** start of Information given **

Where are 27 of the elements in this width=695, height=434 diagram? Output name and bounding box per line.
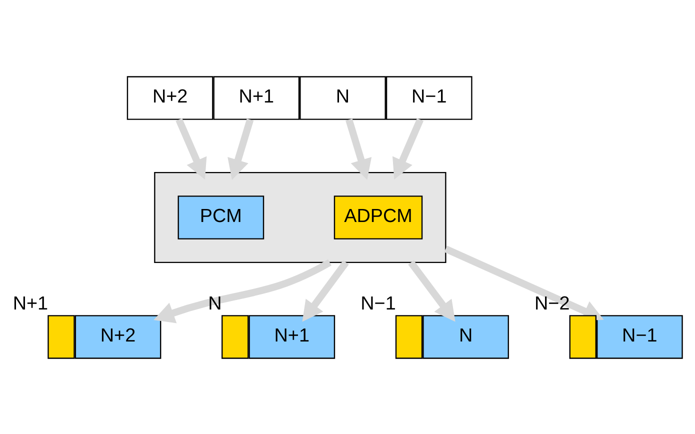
node-label: N−1 <box>360 293 396 314</box>
arrow <box>176 118 207 180</box>
node-label: N+1 <box>12 293 48 314</box>
arrow <box>228 118 254 180</box>
node-box: N−1 <box>386 76 472 120</box>
node-label: N <box>208 293 222 314</box>
node-box: N+2 <box>74 314 162 358</box>
node-box: ADPCM <box>334 195 423 239</box>
node-box: PCM <box>178 195 264 239</box>
arrow <box>346 118 372 180</box>
node-box: N+1 <box>213 76 300 120</box>
arrow <box>154 258 332 323</box>
arrow <box>302 260 349 322</box>
node-bar <box>395 314 423 358</box>
node-bar <box>222 314 249 358</box>
arrow <box>408 260 456 322</box>
node-box: N+1 <box>248 314 336 358</box>
node-label: N−2 <box>534 293 570 314</box>
cluster <box>154 171 446 263</box>
node-box: N <box>300 76 386 120</box>
node-box: N <box>422 314 509 358</box>
node-box: N−1 <box>596 314 683 358</box>
arrow <box>392 118 424 180</box>
arrow <box>444 245 604 321</box>
node-box: N+2 <box>126 76 214 120</box>
node-bar <box>48 314 75 358</box>
node-bar <box>569 314 596 358</box>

** end of Information given **

(What is asked) Can you reproduce all of the data above line for line, leaving out the pictures?

(Task solution)
Where are 27 of the elements in this width=695, height=434 diagram? Output name and bounding box per line.
node-label: N−1 <box>360 293 396 314</box>
arrow <box>176 118 207 180</box>
node-label: N+1 <box>12 293 48 314</box>
arrow <box>228 118 254 180</box>
node-box: N−1 <box>386 76 472 120</box>
node-label: N <box>208 293 222 314</box>
node-box: N+2 <box>74 314 162 358</box>
node-box: ADPCM <box>334 195 423 239</box>
node-box: PCM <box>178 195 264 239</box>
arrow <box>346 118 372 180</box>
node-box: N+1 <box>213 76 300 120</box>
arrow <box>154 258 332 323</box>
arrow <box>302 260 349 322</box>
node-bar <box>395 314 423 358</box>
node-bar <box>222 314 249 358</box>
arrow <box>408 260 456 322</box>
node-box: N+1 <box>248 314 336 358</box>
node-label: N−2 <box>534 293 570 314</box>
cluster <box>154 171 446 263</box>
node-box: N <box>300 76 386 120</box>
node-box: N <box>422 314 509 358</box>
node-box: N−1 <box>596 314 683 358</box>
arrow <box>392 118 424 180</box>
arrow <box>444 245 604 321</box>
node-box: N+2 <box>126 76 214 120</box>
node-bar <box>48 314 75 358</box>
node-bar <box>569 314 596 358</box>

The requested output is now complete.